- _PROBLEM TO WORK ON_: Write the listing out again, all of it, word for word.

>> Begin DATA SHOWN

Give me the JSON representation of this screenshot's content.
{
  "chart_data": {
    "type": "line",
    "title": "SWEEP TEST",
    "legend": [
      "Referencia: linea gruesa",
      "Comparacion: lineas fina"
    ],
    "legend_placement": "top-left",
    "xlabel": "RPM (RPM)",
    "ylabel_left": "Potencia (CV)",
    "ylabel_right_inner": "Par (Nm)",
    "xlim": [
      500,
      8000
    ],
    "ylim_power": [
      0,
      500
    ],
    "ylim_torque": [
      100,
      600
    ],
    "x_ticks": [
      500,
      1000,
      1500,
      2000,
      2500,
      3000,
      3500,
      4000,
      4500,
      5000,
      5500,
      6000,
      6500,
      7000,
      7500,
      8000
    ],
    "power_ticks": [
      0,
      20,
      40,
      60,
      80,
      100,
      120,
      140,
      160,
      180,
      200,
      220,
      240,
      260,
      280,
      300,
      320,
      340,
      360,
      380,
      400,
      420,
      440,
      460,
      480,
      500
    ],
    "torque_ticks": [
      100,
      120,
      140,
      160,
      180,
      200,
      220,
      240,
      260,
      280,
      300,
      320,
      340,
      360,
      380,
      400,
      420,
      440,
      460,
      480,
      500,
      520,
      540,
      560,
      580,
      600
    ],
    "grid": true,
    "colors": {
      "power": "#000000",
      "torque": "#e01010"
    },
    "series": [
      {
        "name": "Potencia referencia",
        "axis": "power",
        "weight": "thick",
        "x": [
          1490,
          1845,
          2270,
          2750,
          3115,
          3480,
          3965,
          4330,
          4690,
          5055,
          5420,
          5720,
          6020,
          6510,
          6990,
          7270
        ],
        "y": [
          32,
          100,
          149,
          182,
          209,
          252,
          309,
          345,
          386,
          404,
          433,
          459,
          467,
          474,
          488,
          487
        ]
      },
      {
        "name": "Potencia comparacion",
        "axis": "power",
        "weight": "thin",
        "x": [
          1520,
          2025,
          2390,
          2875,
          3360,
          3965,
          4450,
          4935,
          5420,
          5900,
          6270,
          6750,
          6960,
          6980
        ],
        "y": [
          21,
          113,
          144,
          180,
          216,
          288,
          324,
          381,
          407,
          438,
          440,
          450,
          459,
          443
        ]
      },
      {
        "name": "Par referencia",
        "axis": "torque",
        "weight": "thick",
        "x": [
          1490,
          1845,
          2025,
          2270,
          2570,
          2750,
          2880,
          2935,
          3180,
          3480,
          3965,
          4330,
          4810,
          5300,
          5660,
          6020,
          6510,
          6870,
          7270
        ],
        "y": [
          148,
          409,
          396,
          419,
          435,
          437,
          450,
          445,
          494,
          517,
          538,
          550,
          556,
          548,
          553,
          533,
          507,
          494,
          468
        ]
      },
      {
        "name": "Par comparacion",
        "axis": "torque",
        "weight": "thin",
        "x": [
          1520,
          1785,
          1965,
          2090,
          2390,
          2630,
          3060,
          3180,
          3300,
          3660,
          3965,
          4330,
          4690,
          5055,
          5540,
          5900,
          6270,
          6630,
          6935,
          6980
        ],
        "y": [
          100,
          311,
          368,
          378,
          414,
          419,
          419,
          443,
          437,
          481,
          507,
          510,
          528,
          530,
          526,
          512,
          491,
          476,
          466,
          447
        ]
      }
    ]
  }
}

>> End DATA SHOWN

- _FULL SOLUTION_:
Give me the JSON representation of this screenshot's content.
{
  "chart_data": {
    "type": "line",
    "title": "SWEEP TEST",
    "legend": [
      "Referencia: linea gruesa",
      "Comparacion: lineas fina"
    ],
    "legend_placement": "top-left",
    "xlabel": "RPM (RPM)",
    "ylabel_left": "Potencia (CV)",
    "ylabel_right_inner": "Par (Nm)",
    "xlim": [
      500,
      8000
    ],
    "ylim_power": [
      0,
      500
    ],
    "ylim_torque": [
      100,
      600
    ],
    "x_ticks": [
      500,
      1000,
      1500,
      2000,
      2500,
      3000,
      3500,
      4000,
      4500,
      5000,
      5500,
      6000,
      6500,
      7000,
      7500,
      8000
    ],
    "power_ticks": [
      0,
      20,
      40,
      60,
      80,
      100,
      120,
      140,
      160,
      180,
      200,
      220,
      240,
      260,
      280,
      300,
      320,
      340,
      360,
      380,
      400,
      420,
      440,
      460,
      480,
      500
    ],
    "torque_ticks": [
      100,
      120,
      140,
      160,
      180,
      200,
      220,
      240,
      260,
      280,
      300,
      320,
      340,
      360,
      380,
      400,
      420,
      440,
      460,
      480,
      500,
      520,
      540,
      560,
      580,
      600
    ],
    "grid": true,
    "colors": {
      "power": "#000000",
      "torque": "#e01010"
    },
    "series": [
      {
        "name": "Potencia referencia",
        "axis": "power",
        "weight": "thick",
        "x": [
          1490,
          1845,
          2270,
          2750,
          3115,
          3480,
          3965,
          4330,
          4690,
          5055,
          5420,
          5720,
          6020,
          6510,
          6990,
          7270
        ],
        "y": [
          32,
          100,
          149,
          182,
          209,
          252,
          309,
          345,
          386,
          404,
          433,
          459,
          467,
          474,
          488,
          487
        ]
      },
      {
        "name": "Potencia comparacion",
        "axis": "power",
        "weight": "thin",
        "x": [
          1520,
          2025,
          2390,
          2875,
          3360,
          3965,
          4450,
          4935,
          5420,
          5900,
          6270,
          6750,
          6960,
          6980
        ],
        "y": [
          21,
          113,
          144,
          180,
          216,
          288,
          324,
          381,
          407,
          438,
          440,
          450,
          459,
          443
        ]
      },
      {
        "name": "Par referencia",
        "axis": "torque",
        "weight": "thick",
        "x": [
          1490,
          1845,
          2025,
          2270,
          2570,
          2750,
          2880,
          2935,
          3180,
          3480,
          3965,
          4330,
          4810,
          5300,
          5660,
          6020,
          6510,
          6870,
          7270
        ],
        "y": [
          148,
          409,
          396,
          419,
          435,
          437,
          450,
          445,
          494,
          517,
          538,
          550,
          556,
          548,
          553,
          533,
          507,
          494,
          468
        ]
      },
      {
        "name": "Par comparacion",
        "axis": "torque",
        "weight": "thin",
        "x": [
          1520,
          1785,
          1965,
          2090,
          2390,
          2630,
          3060,
          3180,
          3300,
          3660,
          3965,
          4330,
          4690,
          5055,
          5540,
          5900,
          6270,
          6630,
          6935,
          6980
        ],
        "y": [
          100,
          311,
          368,
          378,
          414,
          419,
          419,
          443,
          437,
          481,
          507,
          510,
          528,
          530,
          526,
          512,
          491,
          476,
          466,
          447
        ]
      }
    ]
  }
}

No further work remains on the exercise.